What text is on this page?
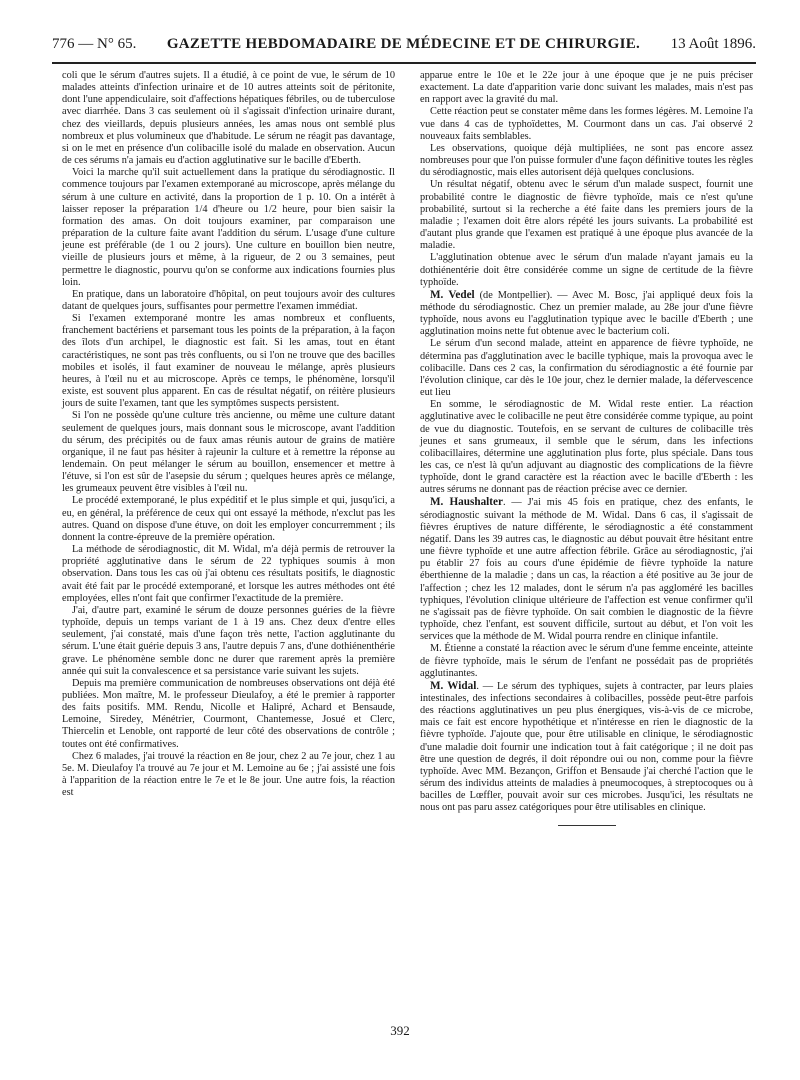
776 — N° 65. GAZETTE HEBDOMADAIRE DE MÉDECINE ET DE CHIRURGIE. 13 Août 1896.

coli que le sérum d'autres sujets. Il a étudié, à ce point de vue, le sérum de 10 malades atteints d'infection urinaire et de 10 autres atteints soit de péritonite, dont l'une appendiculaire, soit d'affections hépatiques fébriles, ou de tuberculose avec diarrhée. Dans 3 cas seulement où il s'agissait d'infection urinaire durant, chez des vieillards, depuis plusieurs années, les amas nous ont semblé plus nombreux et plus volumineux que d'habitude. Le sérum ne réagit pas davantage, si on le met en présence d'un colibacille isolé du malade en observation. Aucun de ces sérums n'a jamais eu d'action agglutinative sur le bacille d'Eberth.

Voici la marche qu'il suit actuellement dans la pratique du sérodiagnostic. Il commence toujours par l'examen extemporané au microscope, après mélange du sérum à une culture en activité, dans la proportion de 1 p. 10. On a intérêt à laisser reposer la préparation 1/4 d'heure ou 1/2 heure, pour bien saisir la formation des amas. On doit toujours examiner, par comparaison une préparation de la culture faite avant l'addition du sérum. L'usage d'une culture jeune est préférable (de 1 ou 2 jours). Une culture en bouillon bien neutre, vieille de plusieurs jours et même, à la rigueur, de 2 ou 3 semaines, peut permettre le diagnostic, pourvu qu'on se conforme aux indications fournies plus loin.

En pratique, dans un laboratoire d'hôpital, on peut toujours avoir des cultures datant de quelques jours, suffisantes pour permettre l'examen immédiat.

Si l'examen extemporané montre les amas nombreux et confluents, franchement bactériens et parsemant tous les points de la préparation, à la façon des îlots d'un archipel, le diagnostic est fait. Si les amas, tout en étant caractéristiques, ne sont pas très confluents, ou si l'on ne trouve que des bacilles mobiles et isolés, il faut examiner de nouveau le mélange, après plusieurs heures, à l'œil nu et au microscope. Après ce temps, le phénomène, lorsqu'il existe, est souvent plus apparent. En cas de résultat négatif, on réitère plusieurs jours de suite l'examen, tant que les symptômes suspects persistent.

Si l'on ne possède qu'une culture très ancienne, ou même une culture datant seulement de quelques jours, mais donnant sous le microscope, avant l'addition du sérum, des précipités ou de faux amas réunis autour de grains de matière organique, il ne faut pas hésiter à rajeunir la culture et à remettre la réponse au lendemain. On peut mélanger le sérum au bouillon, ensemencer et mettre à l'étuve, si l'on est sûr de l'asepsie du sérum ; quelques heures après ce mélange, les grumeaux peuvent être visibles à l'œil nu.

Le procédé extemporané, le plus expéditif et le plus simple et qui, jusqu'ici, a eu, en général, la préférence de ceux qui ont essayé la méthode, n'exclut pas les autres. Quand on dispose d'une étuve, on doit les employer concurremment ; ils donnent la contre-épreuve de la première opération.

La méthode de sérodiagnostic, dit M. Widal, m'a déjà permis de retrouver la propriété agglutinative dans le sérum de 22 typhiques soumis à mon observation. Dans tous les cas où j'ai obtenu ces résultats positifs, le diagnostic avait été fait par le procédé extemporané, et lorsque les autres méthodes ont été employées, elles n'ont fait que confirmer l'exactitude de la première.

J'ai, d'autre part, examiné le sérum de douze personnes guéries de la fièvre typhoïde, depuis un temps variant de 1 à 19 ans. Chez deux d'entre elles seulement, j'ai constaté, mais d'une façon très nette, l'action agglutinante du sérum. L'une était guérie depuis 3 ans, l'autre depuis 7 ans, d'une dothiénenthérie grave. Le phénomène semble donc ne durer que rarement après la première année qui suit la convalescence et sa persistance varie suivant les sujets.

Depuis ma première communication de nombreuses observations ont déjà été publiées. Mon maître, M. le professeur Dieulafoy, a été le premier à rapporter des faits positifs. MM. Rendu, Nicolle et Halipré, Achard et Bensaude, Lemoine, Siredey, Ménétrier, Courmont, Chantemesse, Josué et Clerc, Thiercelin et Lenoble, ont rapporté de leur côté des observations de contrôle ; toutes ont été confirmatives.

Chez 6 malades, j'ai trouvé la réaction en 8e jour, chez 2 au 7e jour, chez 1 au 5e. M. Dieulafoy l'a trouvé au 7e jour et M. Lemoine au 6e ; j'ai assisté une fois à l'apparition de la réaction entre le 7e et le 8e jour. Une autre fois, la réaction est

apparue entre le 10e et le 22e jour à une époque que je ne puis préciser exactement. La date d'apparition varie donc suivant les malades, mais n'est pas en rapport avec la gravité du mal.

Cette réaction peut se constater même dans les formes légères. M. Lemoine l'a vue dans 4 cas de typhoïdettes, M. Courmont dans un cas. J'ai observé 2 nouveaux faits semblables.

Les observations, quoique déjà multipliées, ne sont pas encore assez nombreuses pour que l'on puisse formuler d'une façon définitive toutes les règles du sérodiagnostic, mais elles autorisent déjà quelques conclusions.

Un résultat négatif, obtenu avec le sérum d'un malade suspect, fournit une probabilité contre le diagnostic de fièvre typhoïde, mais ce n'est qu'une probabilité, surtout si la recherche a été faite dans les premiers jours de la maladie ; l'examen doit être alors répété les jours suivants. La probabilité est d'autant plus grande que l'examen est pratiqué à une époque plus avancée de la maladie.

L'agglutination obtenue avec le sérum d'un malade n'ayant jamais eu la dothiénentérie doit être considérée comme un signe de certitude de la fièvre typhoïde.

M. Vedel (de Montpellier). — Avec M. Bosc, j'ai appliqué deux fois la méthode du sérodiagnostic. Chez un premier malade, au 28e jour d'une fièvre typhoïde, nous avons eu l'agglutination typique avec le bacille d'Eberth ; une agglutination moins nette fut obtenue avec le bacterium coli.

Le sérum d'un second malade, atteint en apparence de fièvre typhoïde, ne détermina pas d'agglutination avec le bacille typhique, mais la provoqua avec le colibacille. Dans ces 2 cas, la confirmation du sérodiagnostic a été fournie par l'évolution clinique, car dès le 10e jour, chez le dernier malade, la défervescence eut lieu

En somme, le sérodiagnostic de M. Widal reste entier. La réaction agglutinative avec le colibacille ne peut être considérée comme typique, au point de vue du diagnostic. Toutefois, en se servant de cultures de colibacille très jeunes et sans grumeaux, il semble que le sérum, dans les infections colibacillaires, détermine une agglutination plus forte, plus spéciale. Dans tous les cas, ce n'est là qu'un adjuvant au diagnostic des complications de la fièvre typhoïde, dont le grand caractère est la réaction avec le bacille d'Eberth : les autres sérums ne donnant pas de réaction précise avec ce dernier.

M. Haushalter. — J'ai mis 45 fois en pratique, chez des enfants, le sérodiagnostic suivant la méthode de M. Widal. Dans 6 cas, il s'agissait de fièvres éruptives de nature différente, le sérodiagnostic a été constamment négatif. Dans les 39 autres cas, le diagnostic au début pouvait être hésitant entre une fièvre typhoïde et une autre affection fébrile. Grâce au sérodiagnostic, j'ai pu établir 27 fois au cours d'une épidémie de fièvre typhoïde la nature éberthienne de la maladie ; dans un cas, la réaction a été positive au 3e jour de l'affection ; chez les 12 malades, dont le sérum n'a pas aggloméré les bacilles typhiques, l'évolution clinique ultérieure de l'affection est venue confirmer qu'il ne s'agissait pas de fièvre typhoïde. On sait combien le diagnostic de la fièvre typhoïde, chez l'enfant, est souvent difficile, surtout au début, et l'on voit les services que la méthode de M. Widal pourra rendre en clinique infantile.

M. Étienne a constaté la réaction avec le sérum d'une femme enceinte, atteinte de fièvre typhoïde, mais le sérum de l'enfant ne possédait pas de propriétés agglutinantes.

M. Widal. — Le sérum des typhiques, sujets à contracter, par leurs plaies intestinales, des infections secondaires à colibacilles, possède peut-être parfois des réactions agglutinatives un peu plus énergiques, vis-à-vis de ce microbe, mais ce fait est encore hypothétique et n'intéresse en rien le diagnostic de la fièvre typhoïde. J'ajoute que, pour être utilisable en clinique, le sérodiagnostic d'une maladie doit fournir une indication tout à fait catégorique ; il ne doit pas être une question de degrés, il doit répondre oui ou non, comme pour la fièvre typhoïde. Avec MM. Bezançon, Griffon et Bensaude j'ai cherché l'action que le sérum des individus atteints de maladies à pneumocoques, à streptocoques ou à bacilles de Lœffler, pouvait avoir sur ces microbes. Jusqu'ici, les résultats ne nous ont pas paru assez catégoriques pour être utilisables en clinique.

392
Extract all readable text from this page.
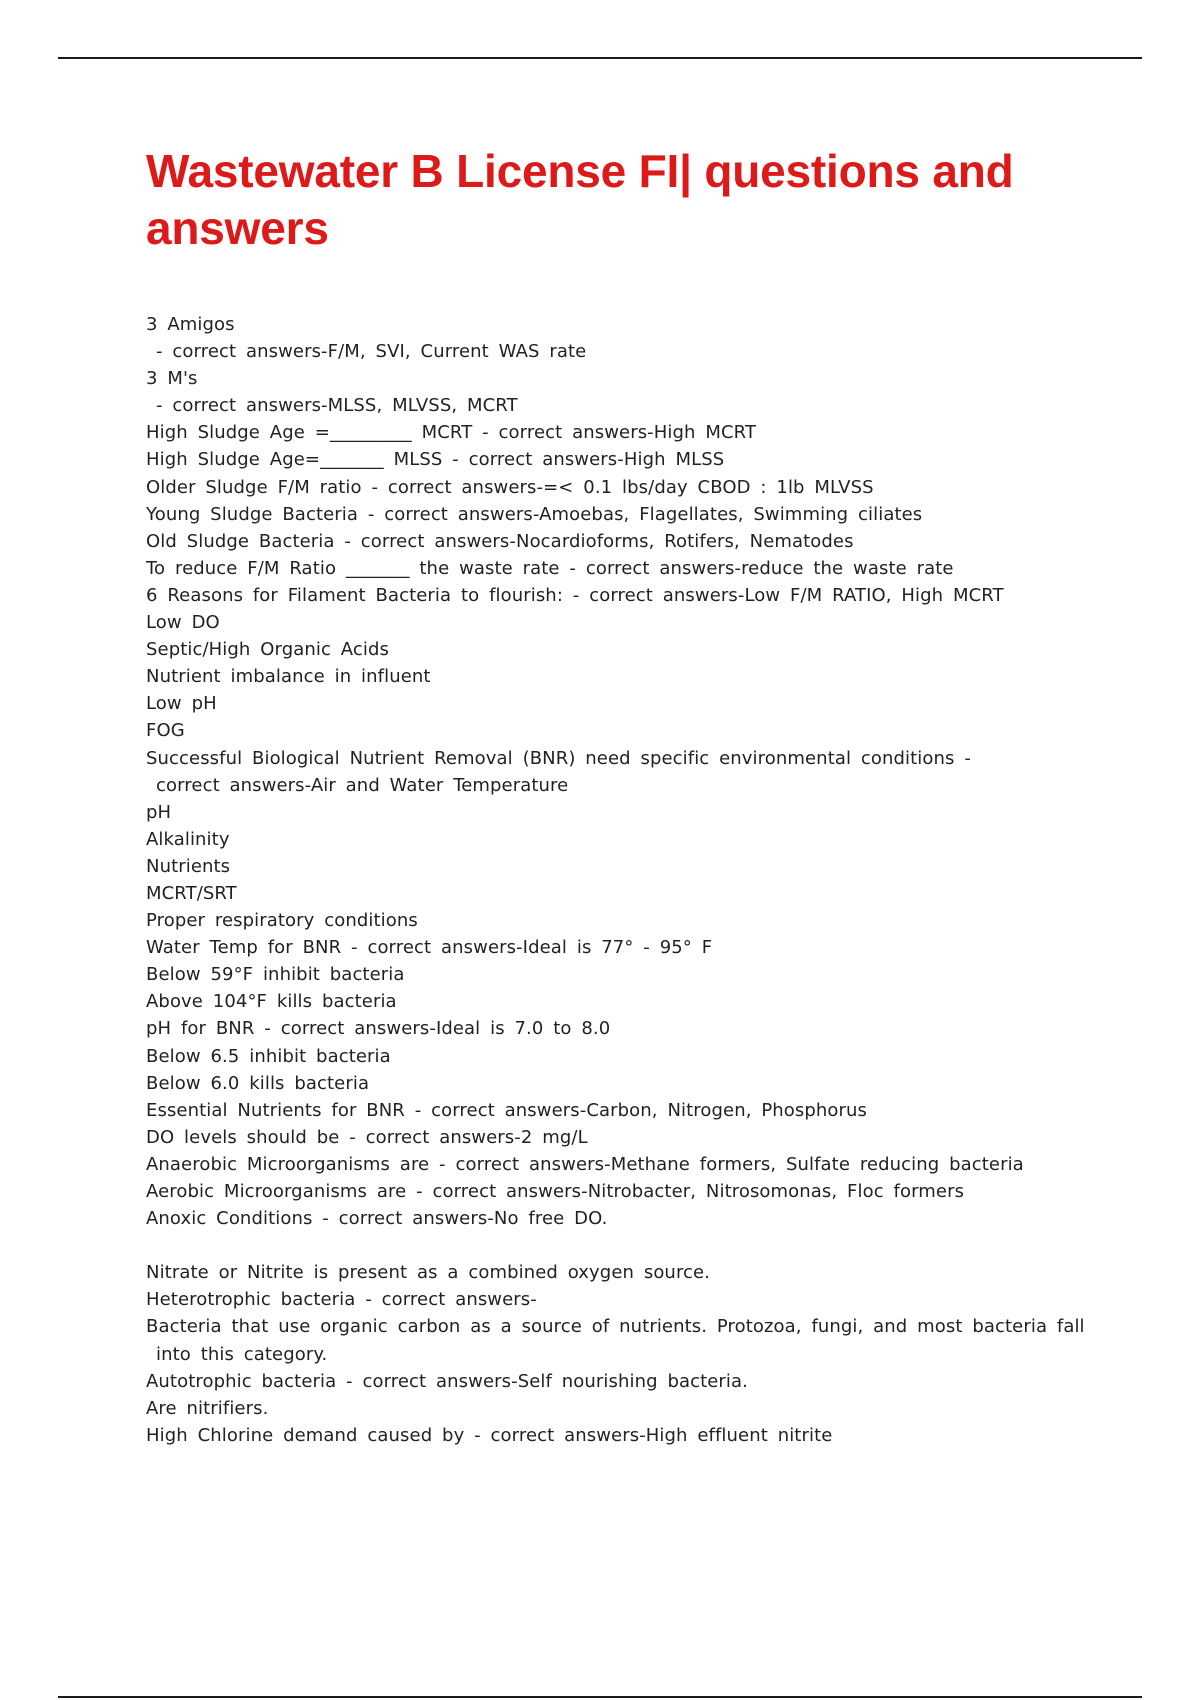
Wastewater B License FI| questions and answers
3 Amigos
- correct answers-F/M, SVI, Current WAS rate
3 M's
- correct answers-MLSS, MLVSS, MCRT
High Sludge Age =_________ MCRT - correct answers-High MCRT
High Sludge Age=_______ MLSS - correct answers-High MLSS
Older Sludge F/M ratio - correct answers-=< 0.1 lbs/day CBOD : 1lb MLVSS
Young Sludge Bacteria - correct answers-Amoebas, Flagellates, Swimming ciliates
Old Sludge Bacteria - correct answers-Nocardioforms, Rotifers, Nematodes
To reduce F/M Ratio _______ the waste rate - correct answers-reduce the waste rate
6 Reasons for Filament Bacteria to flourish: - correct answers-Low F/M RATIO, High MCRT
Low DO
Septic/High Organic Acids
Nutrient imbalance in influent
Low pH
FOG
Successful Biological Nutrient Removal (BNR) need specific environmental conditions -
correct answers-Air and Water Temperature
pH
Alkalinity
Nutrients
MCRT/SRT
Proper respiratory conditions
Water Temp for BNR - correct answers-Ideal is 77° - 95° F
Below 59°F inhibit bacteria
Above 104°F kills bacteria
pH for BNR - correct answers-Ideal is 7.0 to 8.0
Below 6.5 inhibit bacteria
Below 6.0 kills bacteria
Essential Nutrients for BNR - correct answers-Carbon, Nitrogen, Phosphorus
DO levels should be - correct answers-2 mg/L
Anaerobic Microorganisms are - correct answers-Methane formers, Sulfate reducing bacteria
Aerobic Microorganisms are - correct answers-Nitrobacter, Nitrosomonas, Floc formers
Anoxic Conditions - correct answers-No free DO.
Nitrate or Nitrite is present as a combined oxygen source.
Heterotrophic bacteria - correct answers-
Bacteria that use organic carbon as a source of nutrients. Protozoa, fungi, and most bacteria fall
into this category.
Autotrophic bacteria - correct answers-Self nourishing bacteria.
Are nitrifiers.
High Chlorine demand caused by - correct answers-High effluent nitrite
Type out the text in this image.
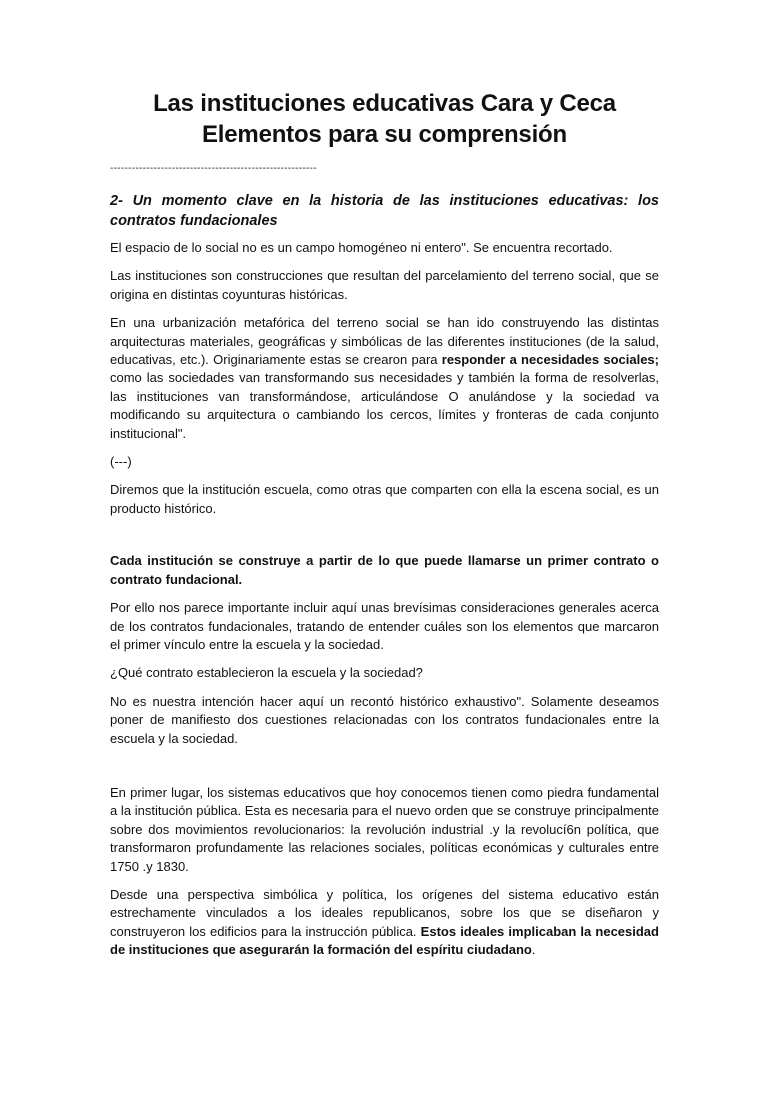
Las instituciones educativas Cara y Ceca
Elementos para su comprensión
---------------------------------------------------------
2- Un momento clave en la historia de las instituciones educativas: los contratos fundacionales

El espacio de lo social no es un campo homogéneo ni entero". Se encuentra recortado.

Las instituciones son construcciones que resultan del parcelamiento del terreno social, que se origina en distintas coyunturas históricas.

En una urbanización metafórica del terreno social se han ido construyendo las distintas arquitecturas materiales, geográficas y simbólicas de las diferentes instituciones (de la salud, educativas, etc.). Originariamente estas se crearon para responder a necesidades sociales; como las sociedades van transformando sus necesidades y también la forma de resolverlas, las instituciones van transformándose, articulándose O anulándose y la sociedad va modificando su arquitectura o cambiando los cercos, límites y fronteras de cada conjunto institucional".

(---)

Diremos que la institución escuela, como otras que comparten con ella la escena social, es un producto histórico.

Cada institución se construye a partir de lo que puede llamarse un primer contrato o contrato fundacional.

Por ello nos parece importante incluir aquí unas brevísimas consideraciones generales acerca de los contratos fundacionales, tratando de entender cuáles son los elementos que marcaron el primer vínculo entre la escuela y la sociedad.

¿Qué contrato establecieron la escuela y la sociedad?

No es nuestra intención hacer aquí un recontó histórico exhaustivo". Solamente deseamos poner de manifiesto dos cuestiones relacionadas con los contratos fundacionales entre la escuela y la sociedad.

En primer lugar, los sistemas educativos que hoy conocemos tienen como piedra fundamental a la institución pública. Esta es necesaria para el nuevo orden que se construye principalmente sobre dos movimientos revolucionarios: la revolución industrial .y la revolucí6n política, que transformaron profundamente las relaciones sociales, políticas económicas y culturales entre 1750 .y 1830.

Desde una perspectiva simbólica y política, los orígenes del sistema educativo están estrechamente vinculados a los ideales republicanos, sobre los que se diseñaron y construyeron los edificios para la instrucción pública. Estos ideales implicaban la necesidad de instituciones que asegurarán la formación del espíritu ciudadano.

Problem requirements -
Where in the records does the string "institución" appear? Copy every line that has it.

Written solution -
Diremos que la institución escuela, como otras que comparten con ella la escena social, es un producto histórico.
Cada institución se construye a partir de lo que puede llamarse un primer contrato o contrato fundacional.
En primer lugar, los sistemas educativos que hoy conocemos tienen como piedra fundamental a la institución pública. Esta es necesaria para el nuevo orden que se construye principalmente sobre dos movimientos revolucionarios: la revolución industrial .y la revolucí6n política, que transformaron profundamente las relaciones sociales, políticas económicas y culturales entre 1750 .y 1830.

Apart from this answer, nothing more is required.